--- Directions for this task ---
Below are some records. Pull every line that contains the word "JSON".

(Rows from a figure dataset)
◆ ◆ ◆
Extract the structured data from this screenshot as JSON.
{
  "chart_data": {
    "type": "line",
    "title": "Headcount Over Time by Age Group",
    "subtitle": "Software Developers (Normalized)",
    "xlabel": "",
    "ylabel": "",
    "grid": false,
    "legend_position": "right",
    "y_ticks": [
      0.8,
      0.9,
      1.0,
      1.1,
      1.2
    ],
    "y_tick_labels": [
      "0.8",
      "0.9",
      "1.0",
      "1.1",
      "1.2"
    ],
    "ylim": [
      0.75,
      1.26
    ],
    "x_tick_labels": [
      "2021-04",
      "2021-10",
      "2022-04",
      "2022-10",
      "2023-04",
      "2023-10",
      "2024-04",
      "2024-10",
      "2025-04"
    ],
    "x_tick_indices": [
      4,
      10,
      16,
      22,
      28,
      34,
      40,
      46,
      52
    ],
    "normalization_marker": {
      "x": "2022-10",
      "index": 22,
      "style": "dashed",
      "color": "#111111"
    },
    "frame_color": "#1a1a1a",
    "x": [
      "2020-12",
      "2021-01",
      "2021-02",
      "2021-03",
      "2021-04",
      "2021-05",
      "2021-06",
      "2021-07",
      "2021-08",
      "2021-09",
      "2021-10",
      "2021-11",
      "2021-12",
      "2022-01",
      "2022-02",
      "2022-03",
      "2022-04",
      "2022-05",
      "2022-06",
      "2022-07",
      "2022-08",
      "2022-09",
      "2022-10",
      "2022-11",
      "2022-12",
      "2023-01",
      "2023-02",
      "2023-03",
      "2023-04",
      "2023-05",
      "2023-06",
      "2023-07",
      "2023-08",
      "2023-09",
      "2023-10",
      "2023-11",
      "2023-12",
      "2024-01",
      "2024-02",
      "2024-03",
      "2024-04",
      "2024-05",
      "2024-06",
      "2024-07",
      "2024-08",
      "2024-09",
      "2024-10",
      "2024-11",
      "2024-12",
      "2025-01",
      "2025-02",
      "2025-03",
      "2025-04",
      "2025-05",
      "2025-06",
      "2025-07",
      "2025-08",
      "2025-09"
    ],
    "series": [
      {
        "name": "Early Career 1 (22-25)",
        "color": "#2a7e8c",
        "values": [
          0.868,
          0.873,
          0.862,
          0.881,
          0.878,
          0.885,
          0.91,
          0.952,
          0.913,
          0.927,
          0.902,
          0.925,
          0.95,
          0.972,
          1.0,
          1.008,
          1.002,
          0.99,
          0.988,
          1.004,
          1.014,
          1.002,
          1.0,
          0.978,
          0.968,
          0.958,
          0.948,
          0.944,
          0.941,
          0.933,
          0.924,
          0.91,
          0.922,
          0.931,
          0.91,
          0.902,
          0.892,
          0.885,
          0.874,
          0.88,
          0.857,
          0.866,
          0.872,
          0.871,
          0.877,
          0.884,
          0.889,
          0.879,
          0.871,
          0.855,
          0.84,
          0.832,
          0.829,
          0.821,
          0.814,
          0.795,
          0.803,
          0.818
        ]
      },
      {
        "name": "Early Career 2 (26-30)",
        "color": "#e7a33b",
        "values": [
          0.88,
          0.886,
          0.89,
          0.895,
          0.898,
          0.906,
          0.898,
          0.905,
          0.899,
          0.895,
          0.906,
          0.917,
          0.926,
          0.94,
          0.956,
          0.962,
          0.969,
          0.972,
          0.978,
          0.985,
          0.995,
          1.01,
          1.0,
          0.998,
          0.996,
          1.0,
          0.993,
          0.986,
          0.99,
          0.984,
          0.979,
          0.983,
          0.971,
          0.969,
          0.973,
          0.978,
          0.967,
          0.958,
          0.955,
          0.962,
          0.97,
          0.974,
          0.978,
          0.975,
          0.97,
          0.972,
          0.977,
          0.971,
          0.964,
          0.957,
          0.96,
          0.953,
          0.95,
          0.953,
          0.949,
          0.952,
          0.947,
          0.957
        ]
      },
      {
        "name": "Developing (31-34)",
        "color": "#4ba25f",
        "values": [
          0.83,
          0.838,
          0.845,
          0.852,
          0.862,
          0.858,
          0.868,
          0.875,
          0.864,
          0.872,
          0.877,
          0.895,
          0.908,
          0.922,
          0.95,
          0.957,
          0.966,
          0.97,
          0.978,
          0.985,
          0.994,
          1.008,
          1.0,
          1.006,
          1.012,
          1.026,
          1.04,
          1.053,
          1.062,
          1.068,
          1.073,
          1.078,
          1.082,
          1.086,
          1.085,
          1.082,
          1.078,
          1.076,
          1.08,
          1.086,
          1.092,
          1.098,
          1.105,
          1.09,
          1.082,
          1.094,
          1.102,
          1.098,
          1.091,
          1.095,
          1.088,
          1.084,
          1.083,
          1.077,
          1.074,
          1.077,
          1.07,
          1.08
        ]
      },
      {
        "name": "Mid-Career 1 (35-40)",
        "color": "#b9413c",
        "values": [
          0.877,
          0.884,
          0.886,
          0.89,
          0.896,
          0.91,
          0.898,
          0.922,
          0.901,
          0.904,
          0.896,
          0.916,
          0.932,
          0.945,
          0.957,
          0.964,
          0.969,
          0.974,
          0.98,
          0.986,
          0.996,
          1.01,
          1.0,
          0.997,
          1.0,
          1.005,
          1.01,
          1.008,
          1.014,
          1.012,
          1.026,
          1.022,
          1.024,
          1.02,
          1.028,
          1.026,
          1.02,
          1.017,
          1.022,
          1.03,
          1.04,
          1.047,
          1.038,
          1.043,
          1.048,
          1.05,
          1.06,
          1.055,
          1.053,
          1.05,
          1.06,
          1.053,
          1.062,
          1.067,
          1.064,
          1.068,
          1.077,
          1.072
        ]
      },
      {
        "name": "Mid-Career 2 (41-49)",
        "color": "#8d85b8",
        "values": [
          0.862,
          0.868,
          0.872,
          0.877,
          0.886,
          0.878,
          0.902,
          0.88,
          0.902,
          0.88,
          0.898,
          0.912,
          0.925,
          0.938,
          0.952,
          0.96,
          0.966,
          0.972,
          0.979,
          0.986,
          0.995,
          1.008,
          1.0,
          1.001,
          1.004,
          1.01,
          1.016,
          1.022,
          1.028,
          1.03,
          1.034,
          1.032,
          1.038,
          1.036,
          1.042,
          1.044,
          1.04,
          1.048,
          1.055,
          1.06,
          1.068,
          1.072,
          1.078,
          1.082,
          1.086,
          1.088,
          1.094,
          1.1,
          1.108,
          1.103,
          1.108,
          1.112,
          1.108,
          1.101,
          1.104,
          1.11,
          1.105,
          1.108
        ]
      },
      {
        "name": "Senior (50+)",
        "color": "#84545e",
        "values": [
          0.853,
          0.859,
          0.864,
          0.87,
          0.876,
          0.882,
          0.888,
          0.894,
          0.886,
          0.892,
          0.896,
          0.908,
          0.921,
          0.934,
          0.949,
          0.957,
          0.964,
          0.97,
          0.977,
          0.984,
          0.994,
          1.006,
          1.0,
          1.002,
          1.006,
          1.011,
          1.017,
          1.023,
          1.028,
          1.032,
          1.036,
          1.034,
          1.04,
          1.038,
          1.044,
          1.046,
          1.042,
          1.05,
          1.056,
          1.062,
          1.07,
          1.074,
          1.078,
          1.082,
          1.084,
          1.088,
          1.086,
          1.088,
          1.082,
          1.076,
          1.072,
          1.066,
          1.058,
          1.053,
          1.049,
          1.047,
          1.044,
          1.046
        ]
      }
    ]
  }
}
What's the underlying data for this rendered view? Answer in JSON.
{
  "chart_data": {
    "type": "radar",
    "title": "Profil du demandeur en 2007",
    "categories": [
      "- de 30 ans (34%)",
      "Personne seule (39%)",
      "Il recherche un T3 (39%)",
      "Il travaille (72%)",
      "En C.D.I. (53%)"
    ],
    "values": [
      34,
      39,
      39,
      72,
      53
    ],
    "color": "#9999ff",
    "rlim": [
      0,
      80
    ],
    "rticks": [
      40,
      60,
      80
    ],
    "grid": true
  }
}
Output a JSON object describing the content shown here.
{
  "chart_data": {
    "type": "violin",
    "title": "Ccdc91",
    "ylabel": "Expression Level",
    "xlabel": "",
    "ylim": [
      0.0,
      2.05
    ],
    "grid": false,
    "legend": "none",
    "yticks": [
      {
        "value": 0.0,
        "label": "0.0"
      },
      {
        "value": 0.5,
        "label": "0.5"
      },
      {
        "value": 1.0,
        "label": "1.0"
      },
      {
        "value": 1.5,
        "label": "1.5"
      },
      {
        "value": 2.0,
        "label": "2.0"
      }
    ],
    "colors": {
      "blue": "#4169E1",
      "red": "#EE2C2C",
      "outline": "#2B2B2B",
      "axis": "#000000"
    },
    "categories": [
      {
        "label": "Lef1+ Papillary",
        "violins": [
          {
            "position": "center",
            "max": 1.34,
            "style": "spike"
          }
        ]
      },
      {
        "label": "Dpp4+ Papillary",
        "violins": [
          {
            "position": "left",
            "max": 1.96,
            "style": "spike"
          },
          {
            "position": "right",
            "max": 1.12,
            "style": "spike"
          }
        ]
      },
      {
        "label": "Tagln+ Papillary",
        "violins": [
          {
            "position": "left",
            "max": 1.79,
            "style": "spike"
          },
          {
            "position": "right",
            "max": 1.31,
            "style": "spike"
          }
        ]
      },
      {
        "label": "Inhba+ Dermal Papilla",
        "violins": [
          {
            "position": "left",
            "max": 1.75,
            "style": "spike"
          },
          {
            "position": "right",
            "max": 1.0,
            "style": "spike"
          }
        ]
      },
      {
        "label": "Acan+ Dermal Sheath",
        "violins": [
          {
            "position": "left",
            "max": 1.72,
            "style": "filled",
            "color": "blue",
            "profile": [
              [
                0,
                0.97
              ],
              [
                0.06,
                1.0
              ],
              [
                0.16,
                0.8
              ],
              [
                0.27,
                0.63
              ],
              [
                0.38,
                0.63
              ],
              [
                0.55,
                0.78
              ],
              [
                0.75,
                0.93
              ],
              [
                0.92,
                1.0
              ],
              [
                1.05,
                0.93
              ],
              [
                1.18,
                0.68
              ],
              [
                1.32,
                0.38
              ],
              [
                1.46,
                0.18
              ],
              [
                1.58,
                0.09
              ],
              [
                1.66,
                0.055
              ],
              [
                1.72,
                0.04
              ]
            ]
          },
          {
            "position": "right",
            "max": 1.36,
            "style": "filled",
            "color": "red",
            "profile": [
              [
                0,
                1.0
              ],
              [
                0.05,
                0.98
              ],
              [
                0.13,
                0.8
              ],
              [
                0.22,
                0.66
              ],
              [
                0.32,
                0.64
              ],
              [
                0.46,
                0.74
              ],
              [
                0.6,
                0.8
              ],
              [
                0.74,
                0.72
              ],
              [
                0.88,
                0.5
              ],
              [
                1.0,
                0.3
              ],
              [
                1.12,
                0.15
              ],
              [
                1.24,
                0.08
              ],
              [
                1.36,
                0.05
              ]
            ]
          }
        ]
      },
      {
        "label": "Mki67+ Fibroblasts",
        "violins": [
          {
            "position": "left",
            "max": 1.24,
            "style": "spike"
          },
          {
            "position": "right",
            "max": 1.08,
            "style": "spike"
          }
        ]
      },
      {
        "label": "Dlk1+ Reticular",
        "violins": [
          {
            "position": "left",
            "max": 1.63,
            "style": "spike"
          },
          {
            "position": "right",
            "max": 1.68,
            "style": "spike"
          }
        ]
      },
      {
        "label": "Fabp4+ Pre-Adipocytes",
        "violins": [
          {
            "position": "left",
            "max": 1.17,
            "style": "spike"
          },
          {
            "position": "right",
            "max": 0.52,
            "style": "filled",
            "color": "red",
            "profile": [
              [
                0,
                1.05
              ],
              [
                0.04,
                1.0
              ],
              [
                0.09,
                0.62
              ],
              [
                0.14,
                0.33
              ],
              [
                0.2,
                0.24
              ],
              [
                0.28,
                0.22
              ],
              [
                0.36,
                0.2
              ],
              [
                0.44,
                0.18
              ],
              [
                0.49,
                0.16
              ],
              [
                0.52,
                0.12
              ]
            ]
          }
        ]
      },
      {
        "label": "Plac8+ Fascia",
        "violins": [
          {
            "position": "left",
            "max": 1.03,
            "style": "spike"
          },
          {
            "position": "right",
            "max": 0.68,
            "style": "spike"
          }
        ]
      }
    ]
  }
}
◆ ◆ ◆
--- Written response ---
Extract the structured data from this screenshot as JSON.
What's the underlying data for this rendered view? Answer in JSON.
Output a JSON object describing the content shown here.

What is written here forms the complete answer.